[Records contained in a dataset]
▽

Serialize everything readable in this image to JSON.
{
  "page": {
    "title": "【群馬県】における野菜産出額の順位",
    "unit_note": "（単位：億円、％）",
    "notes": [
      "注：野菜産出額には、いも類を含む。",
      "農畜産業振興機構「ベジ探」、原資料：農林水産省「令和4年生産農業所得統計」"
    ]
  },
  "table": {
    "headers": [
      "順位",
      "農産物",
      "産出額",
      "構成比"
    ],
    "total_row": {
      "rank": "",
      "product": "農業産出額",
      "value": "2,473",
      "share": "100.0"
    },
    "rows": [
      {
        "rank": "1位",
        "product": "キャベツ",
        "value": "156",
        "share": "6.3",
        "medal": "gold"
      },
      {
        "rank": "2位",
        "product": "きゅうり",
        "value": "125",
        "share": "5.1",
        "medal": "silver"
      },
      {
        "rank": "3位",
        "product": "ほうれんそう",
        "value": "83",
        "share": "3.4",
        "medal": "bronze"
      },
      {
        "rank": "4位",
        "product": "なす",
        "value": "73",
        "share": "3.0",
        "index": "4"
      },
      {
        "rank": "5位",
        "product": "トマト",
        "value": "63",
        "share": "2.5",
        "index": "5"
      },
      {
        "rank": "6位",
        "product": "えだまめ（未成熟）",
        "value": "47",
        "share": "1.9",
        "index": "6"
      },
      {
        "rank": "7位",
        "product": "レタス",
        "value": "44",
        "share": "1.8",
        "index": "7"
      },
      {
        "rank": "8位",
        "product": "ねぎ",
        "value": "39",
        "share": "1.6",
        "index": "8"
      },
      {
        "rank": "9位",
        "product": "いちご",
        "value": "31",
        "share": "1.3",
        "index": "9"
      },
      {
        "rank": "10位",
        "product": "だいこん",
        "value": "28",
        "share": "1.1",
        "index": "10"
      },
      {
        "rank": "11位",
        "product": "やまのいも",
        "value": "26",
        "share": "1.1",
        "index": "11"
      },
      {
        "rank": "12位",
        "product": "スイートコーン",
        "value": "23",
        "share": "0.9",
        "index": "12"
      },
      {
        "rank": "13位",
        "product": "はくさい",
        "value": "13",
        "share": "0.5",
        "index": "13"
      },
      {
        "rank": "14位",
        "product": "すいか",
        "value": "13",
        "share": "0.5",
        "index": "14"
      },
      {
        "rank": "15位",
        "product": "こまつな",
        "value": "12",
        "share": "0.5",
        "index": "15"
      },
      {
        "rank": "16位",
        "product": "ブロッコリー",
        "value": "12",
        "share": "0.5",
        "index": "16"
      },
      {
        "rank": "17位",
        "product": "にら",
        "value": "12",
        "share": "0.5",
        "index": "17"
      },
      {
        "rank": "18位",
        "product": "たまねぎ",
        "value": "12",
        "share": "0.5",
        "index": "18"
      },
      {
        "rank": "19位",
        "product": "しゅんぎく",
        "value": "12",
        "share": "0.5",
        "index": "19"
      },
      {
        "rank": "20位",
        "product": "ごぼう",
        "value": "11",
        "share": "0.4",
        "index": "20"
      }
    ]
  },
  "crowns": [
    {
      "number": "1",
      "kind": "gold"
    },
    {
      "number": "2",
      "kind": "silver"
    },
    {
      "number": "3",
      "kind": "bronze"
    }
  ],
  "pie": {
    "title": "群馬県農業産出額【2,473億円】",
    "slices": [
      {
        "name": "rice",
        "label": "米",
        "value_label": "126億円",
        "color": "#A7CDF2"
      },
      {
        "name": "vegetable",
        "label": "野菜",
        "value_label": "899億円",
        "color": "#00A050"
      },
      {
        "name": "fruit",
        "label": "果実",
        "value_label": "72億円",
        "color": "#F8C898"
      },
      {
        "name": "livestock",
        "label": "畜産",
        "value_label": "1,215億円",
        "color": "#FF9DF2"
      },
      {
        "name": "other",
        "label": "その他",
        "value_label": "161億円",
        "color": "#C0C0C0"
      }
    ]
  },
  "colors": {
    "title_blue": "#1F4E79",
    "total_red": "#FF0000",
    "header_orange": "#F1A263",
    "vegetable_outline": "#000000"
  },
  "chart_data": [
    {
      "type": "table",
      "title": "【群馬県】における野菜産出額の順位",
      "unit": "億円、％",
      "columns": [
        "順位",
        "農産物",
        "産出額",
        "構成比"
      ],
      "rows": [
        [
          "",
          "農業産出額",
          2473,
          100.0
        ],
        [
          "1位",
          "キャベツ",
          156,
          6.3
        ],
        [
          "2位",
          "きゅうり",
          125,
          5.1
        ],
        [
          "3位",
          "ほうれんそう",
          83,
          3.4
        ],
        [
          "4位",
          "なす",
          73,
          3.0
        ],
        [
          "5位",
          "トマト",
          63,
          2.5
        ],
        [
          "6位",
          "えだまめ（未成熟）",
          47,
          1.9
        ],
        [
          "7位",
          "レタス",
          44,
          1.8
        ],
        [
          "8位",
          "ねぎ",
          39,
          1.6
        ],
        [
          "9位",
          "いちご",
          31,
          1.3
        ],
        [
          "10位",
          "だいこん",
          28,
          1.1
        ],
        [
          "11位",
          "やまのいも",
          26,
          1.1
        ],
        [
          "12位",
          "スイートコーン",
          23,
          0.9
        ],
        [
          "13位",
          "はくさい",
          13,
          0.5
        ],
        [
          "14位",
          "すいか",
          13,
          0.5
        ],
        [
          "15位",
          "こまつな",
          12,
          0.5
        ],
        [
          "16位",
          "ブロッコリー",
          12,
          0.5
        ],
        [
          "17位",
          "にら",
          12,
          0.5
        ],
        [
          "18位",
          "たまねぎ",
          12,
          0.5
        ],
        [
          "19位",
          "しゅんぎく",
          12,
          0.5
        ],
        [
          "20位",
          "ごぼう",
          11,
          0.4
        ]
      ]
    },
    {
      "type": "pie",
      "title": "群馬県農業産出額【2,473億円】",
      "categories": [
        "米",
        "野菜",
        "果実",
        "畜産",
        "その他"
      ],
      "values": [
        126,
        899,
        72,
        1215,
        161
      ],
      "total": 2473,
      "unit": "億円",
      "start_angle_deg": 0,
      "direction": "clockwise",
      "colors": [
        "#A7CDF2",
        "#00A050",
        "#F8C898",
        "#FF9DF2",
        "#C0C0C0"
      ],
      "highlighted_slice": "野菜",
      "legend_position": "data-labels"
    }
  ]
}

△

Reproduce every record, matching each line exactly.

- TASK OUTPUT
Serialize everything readable in this image to JSON.
{
  "page": {
    "title": "【群馬県】における野菜産出額の順位",
    "unit_note": "（単位：億円、％）",
    "notes": [
      "注：野菜産出額には、いも類を含む。",
      "農畜産業振興機構「ベジ探」、原資料：農林水産省「令和4年生産農業所得統計」"
    ]
  },
  "table": {
    "headers": [
      "順位",
      "農産物",
      "産出額",
      "構成比"
    ],
    "total_row": {
      "rank": "",
      "product": "農業産出額",
      "value": "2,473",
      "share": "100.0"
    },
    "rows": [
      {
        "rank": "1位",
        "product": "キャベツ",
        "value": "156",
        "share": "6.3",
        "medal": "gold"
      },
      {
        "rank": "2位",
        "product": "きゅうり",
        "value": "125",
        "share": "5.1",
        "medal": "silver"
      },
      {
        "rank": "3位",
        "product": "ほうれんそう",
        "value": "83",
        "share": "3.4",
        "medal": "bronze"
      },
      {
        "rank": "4位",
        "product": "なす",
        "value": "73",
        "share": "3.0",
        "index": "4"
      },
      {
        "rank": "5位",
        "product": "トマト",
        "value": "63",
        "share": "2.5",
        "index": "5"
      },
      {
        "rank": "6位",
        "product": "えだまめ（未成熟）",
        "value": "47",
        "share": "1.9",
        "index": "6"
      },
      {
        "rank": "7位",
        "product": "レタス",
        "value": "44",
        "share": "1.8",
        "index": "7"
      },
      {
        "rank": "8位",
        "product": "ねぎ",
        "value": "39",
        "share": "1.6",
        "index": "8"
      },
      {
        "rank": "9位",
        "product": "いちご",
        "value": "31",
        "share": "1.3",
        "index": "9"
      },
      {
        "rank": "10位",
        "product": "だいこん",
        "value": "28",
        "share": "1.1",
        "index": "10"
      },
      {
        "rank": "11位",
        "product": "やまのいも",
        "value": "26",
        "share": "1.1",
        "index": "11"
      },
      {
        "rank": "12位",
        "product": "スイートコーン",
        "value": "23",
        "share": "0.9",
        "index": "12"
      },
      {
        "rank": "13位",
        "product": "はくさい",
        "value": "13",
        "share": "0.5",
        "index": "13"
      },
      {
        "rank": "14位",
        "product": "すいか",
        "value": "13",
        "share": "0.5",
        "index": "14"
      },
      {
        "rank": "15位",
        "product": "こまつな",
        "value": "12",
        "share": "0.5",
        "index": "15"
      },
      {
        "rank": "16位",
        "product": "ブロッコリー",
        "value": "12",
        "share": "0.5",
        "index": "16"
      },
      {
        "rank": "17位",
        "product": "にら",
        "value": "12",
        "share": "0.5",
        "index": "17"
      },
      {
        "rank": "18位",
        "product": "たまねぎ",
        "value": "12",
        "share": "0.5",
        "index": "18"
      },
      {
        "rank": "19位",
        "product": "しゅんぎく",
        "value": "12",
        "share": "0.5",
        "index": "19"
      },
      {
        "rank": "20位",
        "product": "ごぼう",
        "value": "11",
        "share": "0.4",
        "index": "20"
      }
    ]
  },
  "crowns": [
    {
      "number": "1",
      "kind": "gold"
    },
    {
      "number": "2",
      "kind": "silver"
    },
    {
      "number": "3",
      "kind": "bronze"
    }
  ],
  "pie": {
    "title": "群馬県農業産出額【2,473億円】",
    "slices": [
      {
        "name": "rice",
        "label": "米",
        "value_label": "126億円",
        "color": "#A7CDF2"
      },
      {
        "name": "vegetable",
        "label": "野菜",
        "value_label": "899億円",
        "color": "#00A050"
      },
      {
        "name": "fruit",
        "label": "果実",
        "value_label": "72億円",
        "color": "#F8C898"
      },
      {
        "name": "livestock",
        "label": "畜産",
        "value_label": "1,215億円",
        "color": "#FF9DF2"
      },
      {
        "name": "other",
        "label": "その他",
        "value_label": "161億円",
        "color": "#C0C0C0"
      }
    ]
  },
  "colors": {
    "title_blue": "#1F4E79",
    "total_red": "#FF0000",
    "header_orange": "#F1A263",
    "vegetable_outline": "#000000"
  },
  "chart_data": [
    {
      "type": "table",
      "title": "【群馬県】における野菜産出額の順位",
      "unit": "億円、％",
      "columns": [
        "順位",
        "農産物",
        "産出額",
        "構成比"
      ],
      "rows": [
        [
          "",
          "農業産出額",
          2473,
          100.0
        ],
        [
          "1位",
          "キャベツ",
          156,
          6.3
        ],
        [
          "2位",
          "きゅうり",
          125,
          5.1
        ],
        [
          "3位",
          "ほうれんそう",
          83,
          3.4
        ],
        [
          "4位",
          "なす",
          73,
          3.0
        ],
        [
          "5位",
          "トマト",
          63,
          2.5
        ],
        [
          "6位",
          "えだまめ（未成熟）",
          47,
          1.9
        ],
        [
          "7位",
          "レタス",
          44,
          1.8
        ],
        [
          "8位",
          "ねぎ",
          39,
          1.6
        ],
        [
          "9位",
          "いちご",
          31,
          1.3
        ],
        [
          "10位",
          "だいこん",
          28,
          1.1
        ],
        [
          "11位",
          "やまのいも",
          26,
          1.1
        ],
        [
          "12位",
          "スイートコーン",
          23,
          0.9
        ],
        [
          "13位",
          "はくさい",
          13,
          0.5
        ],
        [
          "14位",
          "すいか",
          13,
          0.5
        ],
        [
          "15位",
          "こまつな",
          12,
          0.5
        ],
        [
          "16位",
          "ブロッコリー",
          12,
          0.5
        ],
        [
          "17位",
          "にら",
          12,
          0.5
        ],
        [
          "18位",
          "たまねぎ",
          12,
          0.5
        ],
        [
          "19位",
          "しゅんぎく",
          12,
          0.5
        ],
        [
          "20位",
          "ごぼう",
          11,
          0.4
        ]
      ]
    },
    {
      "type": "pie",
      "title": "群馬県農業産出額【2,473億円】",
      "categories": [
        "米",
        "野菜",
        "果実",
        "畜産",
        "その他"
      ],
      "values": [
        126,
        899,
        72,
        1215,
        161
      ],
      "total": 2473,
      "unit": "億円",
      "start_angle_deg": 0,
      "direction": "clockwise",
      "colors": [
        "#A7CDF2",
        "#00A050",
        "#F8C898",
        "#FF9DF2",
        "#C0C0C0"
      ],
      "highlighted_slice": "野菜",
      "legend_position": "data-labels"
    }
  ]
}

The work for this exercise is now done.